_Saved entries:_
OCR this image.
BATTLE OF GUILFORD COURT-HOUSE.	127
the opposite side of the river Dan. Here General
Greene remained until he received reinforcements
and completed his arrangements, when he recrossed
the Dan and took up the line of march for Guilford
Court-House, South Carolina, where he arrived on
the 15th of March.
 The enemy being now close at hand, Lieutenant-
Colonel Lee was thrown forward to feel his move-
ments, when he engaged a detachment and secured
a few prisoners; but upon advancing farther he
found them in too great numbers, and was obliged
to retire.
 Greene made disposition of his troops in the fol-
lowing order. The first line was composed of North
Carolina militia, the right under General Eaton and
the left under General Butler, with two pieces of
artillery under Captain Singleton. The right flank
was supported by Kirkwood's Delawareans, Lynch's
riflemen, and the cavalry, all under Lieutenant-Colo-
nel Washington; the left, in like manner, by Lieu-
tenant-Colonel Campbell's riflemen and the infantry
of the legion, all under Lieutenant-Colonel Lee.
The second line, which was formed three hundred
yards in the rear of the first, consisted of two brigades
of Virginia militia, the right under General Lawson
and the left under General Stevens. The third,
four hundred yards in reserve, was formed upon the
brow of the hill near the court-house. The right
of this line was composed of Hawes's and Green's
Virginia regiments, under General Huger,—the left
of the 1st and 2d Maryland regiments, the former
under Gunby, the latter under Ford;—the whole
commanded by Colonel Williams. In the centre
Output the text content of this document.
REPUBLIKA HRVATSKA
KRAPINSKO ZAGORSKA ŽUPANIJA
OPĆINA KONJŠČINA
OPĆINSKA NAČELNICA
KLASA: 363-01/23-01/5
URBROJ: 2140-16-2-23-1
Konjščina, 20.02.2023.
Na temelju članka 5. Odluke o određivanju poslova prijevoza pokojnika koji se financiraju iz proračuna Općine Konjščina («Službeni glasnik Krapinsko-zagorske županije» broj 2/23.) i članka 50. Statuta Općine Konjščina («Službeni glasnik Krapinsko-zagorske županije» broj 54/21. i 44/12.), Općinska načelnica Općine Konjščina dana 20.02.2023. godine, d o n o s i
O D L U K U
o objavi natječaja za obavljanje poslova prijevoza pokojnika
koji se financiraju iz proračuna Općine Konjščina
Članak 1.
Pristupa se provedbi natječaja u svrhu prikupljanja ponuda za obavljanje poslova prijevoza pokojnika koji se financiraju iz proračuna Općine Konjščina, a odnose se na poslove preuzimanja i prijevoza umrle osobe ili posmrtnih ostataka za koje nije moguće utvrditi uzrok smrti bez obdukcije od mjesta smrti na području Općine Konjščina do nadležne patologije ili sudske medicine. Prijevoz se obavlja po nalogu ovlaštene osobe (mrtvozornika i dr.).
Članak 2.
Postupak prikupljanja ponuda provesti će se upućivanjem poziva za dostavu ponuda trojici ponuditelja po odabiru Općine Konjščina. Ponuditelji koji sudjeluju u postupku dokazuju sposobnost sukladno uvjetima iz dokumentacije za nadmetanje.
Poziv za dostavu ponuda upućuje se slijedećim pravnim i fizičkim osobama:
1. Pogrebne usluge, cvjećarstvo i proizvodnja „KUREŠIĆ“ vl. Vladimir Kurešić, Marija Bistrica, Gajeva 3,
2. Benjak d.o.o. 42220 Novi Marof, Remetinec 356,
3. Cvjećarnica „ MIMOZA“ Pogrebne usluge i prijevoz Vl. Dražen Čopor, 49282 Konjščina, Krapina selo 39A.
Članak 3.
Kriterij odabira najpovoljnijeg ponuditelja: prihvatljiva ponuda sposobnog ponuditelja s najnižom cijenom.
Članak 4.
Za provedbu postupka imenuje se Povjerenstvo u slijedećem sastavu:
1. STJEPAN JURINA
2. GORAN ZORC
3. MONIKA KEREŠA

_Set exercise:_
Give an exact repetition of all the material.

_Output below:_
OCR this image.
BATTLE OF GUILFORD COURT-HOUSE.	127
the opposite side of the river Dan. Here General
Greene remained until he received reinforcements
and completed his arrangements, when he recrossed
the Dan and took up the line of march for Guilford
Court-House, South Carolina, where he arrived on
the 15th of March.
 The enemy being now close at hand, Lieutenant-
Colonel Lee was thrown forward to feel his move-
ments, when he engaged a detachment and secured
a few prisoners; but upon advancing farther he
found them in too great numbers, and was obliged
to retire.
 Greene made disposition of his troops in the fol-
lowing order. The first line was composed of North
Carolina militia, the right under General Eaton and
the left under General Butler, with two pieces of
artillery under Captain Singleton. The right flank
was supported by Kirkwood's Delawareans, Lynch's
riflemen, and the cavalry, all under Lieutenant-Colo-
nel Washington; the left, in like manner, by Lieu-
tenant-Colonel Campbell's riflemen and the infantry
of the legion, all under Lieutenant-Colonel Lee.
The second line, which was formed three hundred
yards in the rear of the first, consisted of two brigades
of Virginia militia, the right under General Lawson
and the left under General Stevens. The third,
four hundred yards in reserve, was formed upon the
brow of the hill near the court-house. The right
of this line was composed of Hawes's and Green's
Virginia regiments, under General Huger,—the left
of the 1st and 2d Maryland regiments, the former
under Gunby, the latter under Ford;—the whole
commanded by Colonel Williams. In the centre
Output the text content of this document.
REPUBLIKA HRVATSKA
KRAPINSKO ZAGORSKA ŽUPANIJA
OPĆINA KONJŠČINA
OPĆINSKA NAČELNICA
KLASA: 363-01/23-01/5
URBROJ: 2140-16-2-23-1
Konjščina, 20.02.2023.
Na temelju članka 5. Odluke o određivanju poslova prijevoza pokojnika koji se financiraju iz proračuna Općine Konjščina («Službeni glasnik Krapinsko-zagorske županije» broj 2/23.) i članka 50. Statuta Općine Konjščina («Službeni glasnik Krapinsko-zagorske županije» broj 54/21. i 44/12.), Općinska načelnica Općine Konjščina dana 20.02.2023. godine, d o n o s i
O D L U K U
o objavi natječaja za obavljanje poslova prijevoza pokojnika
koji se financiraju iz proračuna Općine Konjščina
Članak 1.
Pristupa se provedbi natječaja u svrhu prikupljanja ponuda za obavljanje poslova prijevoza pokojnika koji se financiraju iz proračuna Općine Konjščina, a odnose se na poslove preuzimanja i prijevoza umrle osobe ili posmrtnih ostataka za koje nije moguće utvrditi uzrok smrti bez obdukcije od mjesta smrti na području Općine Konjščina do nadležne patologije ili sudske medicine. Prijevoz se obavlja po nalogu ovlaštene osobe (mrtvozornika i dr.).
Članak 2.
Postupak prikupljanja ponuda provesti će se upućivanjem poziva za dostavu ponuda trojici ponuditelja po odabiru Općine Konjščina. Ponuditelji koji sudjeluju u postupku dokazuju sposobnost sukladno uvjetima iz dokumentacije za nadmetanje.
Poziv za dostavu ponuda upućuje se slijedećim pravnim i fizičkim osobama:
1. Pogrebne usluge, cvjećarstvo i proizvodnja „KUREŠIĆ“ vl. Vladimir Kurešić, Marija Bistrica, Gajeva 3,
2. Benjak d.o.o. 42220 Novi Marof, Remetinec 356,
3. Cvjećarnica „ MIMOZA“ Pogrebne usluge i prijevoz Vl. Dražen Čopor, 49282 Konjščina, Krapina selo 39A.
Članak 3.
Kriterij odabira najpovoljnijeg ponuditelja: prihvatljiva ponuda sposobnog ponuditelja s najnižom cijenom.
Članak 4.
Za provedbu postupka imenuje se Povjerenstvo u slijedećem sastavu:
1. STJEPAN JURINA
2. GORAN ZORC
3. MONIKA KEREŠA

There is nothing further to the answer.